_Goal of the exercise_
Find every line with the word "pouruoyeur" and give their count, nothing else.

_Items from a data source_
• • • • • • •

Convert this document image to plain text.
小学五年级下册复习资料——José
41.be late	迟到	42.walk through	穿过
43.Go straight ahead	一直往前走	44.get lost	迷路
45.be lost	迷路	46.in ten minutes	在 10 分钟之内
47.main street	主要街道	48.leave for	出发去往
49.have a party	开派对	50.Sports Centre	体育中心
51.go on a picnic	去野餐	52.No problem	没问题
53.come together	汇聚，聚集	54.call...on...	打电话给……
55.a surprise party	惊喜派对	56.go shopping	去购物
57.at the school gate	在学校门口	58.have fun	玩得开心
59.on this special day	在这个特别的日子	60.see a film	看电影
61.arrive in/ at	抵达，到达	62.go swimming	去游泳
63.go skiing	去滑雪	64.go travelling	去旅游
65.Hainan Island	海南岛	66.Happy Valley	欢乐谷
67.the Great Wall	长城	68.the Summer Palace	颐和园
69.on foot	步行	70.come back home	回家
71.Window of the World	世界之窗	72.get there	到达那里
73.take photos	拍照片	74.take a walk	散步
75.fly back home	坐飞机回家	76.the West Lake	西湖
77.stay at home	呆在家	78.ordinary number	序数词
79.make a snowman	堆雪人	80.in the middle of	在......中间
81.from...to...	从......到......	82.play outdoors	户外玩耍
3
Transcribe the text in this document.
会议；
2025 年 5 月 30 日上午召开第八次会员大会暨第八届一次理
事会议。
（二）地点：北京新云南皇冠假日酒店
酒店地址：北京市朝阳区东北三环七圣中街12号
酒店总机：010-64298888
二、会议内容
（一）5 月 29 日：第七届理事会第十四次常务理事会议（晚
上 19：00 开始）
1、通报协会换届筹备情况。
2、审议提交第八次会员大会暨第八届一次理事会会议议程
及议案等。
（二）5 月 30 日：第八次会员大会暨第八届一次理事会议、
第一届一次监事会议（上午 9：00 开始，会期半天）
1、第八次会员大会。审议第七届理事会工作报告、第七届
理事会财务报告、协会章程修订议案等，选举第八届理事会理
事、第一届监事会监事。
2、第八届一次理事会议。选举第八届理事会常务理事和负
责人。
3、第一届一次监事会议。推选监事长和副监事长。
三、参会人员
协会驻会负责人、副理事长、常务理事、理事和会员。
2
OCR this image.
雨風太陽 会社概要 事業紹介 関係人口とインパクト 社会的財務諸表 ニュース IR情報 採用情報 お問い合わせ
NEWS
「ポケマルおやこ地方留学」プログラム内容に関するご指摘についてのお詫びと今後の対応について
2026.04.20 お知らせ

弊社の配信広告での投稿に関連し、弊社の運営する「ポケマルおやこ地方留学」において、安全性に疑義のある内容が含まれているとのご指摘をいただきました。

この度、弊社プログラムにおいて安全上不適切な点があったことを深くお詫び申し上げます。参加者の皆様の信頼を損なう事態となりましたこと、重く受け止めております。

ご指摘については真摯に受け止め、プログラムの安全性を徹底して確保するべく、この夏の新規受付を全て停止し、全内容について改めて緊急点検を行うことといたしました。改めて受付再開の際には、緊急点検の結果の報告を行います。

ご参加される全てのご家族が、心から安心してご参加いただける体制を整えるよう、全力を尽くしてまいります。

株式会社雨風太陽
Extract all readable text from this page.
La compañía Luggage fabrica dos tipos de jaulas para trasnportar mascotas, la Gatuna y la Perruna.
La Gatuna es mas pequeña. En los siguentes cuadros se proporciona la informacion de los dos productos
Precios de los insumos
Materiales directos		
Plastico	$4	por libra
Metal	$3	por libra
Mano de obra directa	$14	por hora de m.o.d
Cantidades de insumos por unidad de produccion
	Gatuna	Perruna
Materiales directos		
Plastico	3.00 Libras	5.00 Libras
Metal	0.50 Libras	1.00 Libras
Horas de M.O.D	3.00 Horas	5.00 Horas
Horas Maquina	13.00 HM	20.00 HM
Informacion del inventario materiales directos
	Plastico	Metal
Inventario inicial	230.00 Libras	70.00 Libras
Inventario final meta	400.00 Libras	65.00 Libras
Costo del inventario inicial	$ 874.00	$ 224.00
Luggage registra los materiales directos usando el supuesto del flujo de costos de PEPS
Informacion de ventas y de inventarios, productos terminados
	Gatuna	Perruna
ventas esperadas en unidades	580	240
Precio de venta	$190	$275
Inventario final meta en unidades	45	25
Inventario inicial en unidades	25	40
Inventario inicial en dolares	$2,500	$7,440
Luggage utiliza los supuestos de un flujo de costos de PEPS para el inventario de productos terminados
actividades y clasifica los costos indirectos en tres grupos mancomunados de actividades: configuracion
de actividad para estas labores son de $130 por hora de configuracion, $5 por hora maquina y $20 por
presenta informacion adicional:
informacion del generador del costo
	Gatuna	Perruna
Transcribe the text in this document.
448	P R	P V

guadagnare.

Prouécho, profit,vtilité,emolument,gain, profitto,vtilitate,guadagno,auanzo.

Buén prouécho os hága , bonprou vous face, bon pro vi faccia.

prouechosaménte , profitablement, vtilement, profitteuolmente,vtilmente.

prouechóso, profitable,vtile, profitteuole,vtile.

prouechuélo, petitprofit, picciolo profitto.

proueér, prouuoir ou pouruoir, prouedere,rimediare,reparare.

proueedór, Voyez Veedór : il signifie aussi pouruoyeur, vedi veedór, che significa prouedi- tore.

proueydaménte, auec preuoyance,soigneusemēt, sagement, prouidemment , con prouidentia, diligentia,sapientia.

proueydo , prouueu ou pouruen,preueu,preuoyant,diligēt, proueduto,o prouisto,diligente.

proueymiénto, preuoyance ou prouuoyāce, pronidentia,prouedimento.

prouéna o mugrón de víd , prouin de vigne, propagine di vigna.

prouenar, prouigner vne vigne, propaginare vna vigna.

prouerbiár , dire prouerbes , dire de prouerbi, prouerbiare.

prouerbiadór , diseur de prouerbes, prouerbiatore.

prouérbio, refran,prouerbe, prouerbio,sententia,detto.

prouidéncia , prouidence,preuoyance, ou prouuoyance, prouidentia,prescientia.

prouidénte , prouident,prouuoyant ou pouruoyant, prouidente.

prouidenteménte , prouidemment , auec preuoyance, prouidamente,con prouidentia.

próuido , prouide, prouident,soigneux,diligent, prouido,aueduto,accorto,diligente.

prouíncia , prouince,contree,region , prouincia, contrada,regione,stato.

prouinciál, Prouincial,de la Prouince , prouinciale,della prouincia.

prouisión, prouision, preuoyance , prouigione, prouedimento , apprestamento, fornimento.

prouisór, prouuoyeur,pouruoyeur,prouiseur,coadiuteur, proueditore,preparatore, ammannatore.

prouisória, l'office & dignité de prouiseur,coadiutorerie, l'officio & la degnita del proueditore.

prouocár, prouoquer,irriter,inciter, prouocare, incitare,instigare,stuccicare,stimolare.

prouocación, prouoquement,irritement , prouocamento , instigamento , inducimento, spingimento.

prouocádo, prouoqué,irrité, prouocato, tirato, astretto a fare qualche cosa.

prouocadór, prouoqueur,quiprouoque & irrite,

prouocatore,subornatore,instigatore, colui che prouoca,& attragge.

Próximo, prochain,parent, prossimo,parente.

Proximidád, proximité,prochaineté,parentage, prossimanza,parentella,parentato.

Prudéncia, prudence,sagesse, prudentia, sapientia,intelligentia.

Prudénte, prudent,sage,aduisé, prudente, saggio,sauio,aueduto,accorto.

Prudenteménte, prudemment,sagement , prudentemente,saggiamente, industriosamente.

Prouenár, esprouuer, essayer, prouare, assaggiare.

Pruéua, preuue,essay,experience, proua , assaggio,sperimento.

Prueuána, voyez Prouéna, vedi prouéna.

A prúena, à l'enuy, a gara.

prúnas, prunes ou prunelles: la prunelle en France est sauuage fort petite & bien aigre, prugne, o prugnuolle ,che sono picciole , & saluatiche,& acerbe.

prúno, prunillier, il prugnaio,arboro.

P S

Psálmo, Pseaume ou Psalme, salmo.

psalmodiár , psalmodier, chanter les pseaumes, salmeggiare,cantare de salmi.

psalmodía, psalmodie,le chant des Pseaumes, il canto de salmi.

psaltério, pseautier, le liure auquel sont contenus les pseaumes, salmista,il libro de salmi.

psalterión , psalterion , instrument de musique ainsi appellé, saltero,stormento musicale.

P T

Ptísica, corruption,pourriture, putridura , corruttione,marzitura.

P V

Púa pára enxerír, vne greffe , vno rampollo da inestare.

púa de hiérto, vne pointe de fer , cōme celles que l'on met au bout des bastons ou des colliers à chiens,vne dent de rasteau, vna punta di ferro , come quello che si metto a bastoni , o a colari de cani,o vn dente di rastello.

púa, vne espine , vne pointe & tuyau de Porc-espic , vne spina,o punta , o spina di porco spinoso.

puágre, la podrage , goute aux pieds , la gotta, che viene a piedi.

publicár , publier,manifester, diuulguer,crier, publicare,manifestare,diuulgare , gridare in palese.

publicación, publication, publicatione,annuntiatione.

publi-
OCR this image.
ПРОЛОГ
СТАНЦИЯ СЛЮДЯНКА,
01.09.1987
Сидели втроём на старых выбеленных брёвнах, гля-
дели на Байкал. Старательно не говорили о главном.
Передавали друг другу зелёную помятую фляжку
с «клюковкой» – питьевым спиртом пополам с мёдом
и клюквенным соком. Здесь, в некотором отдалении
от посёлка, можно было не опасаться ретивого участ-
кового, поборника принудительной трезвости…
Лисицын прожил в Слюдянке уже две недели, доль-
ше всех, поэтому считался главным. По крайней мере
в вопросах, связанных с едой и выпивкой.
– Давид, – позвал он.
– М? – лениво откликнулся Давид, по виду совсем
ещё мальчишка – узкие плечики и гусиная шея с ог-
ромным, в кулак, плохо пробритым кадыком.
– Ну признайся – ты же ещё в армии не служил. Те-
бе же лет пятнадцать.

• • • • • • •

_Worked solution_
2